## RECORDS PROVIDED:
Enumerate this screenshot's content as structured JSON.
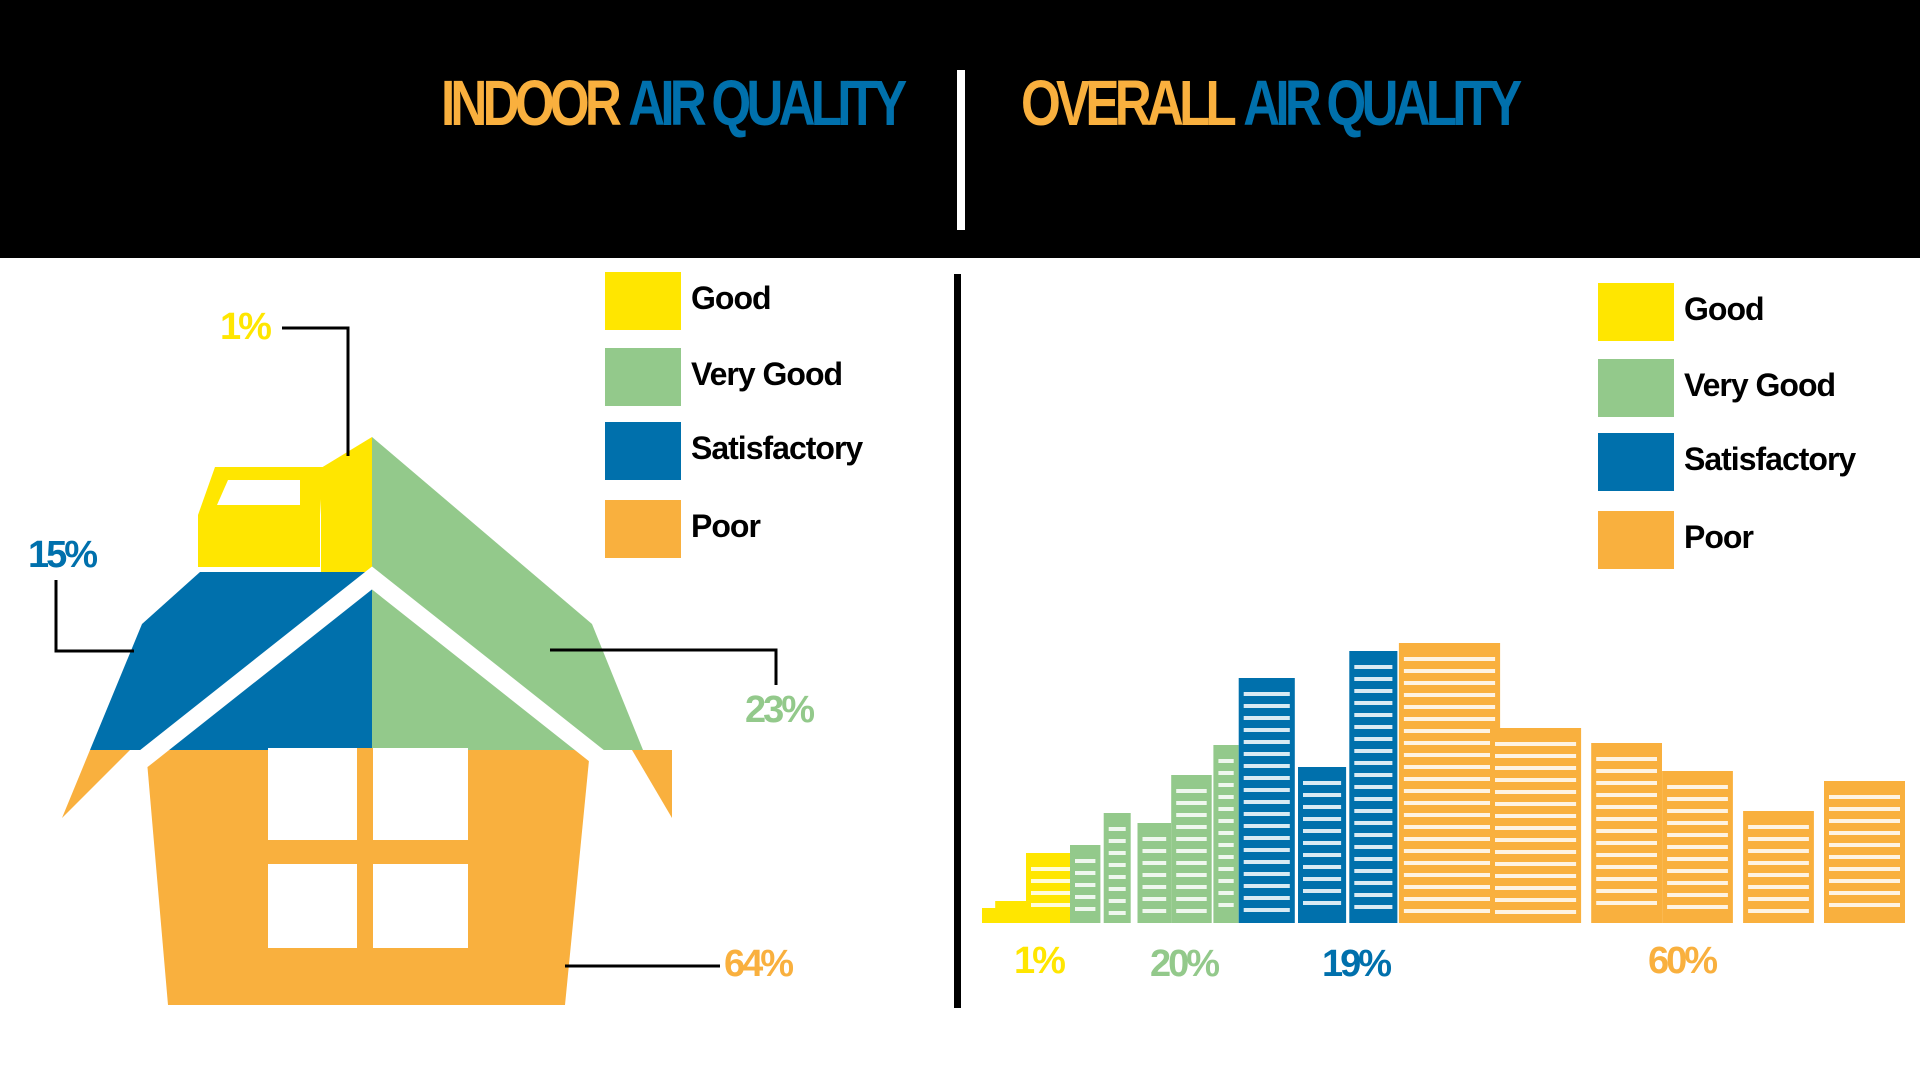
{
  "colors": {
    "good": "#FFE600",
    "very_good": "#93C98B",
    "satisfactory": "#0070AC",
    "poor": "#F9B03E",
    "title_orange": "#F9B03E",
    "title_blue": "#0070AC"
  },
  "chart_data": [
    {
      "type": "pie",
      "title_part1": "INDOOR",
      "title_part2": "AIR QUALITY",
      "legend": [
        "Good",
        "Very Good",
        "Satisfactory",
        "Poor"
      ],
      "categories": [
        "Good",
        "Very Good",
        "Satisfactory",
        "Poor"
      ],
      "values": [
        1,
        23,
        15,
        64
      ],
      "labels": [
        "1%",
        "23%",
        "15%",
        "64%"
      ]
    },
    {
      "type": "bar",
      "title_part1": "OVERALL",
      "title_part2": "AIR QUALITY",
      "legend": [
        "Good",
        "Very Good",
        "Satisfactory",
        "Poor"
      ],
      "categories": [
        "Good",
        "Very Good",
        "Satisfactory",
        "Poor"
      ],
      "values": [
        1,
        20,
        19,
        60
      ],
      "labels": [
        "1%",
        "20%",
        "19%",
        "60%"
      ]
    }
  ]
}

## THE REQUEST:
Reproduce the entries above word for word. Pictures stay out.

## RESULT OF THE EXERCISE:
Enumerate this screenshot's content as structured JSON.
{
  "colors": {
    "good": "#FFE600",
    "very_good": "#93C98B",
    "satisfactory": "#0070AC",
    "poor": "#F9B03E",
    "title_orange": "#F9B03E",
    "title_blue": "#0070AC"
  },
  "chart_data": [
    {
      "type": "pie",
      "title_part1": "INDOOR",
      "title_part2": "AIR QUALITY",
      "legend": [
        "Good",
        "Very Good",
        "Satisfactory",
        "Poor"
      ],
      "categories": [
        "Good",
        "Very Good",
        "Satisfactory",
        "Poor"
      ],
      "values": [
        1,
        23,
        15,
        64
      ],
      "labels": [
        "1%",
        "23%",
        "15%",
        "64%"
      ]
    },
    {
      "type": "bar",
      "title_part1": "OVERALL",
      "title_part2": "AIR QUALITY",
      "legend": [
        "Good",
        "Very Good",
        "Satisfactory",
        "Poor"
      ],
      "categories": [
        "Good",
        "Very Good",
        "Satisfactory",
        "Poor"
      ],
      "values": [
        1,
        20,
        19,
        60
      ],
      "labels": [
        "1%",
        "20%",
        "19%",
        "60%"
      ]
    }
  ]
}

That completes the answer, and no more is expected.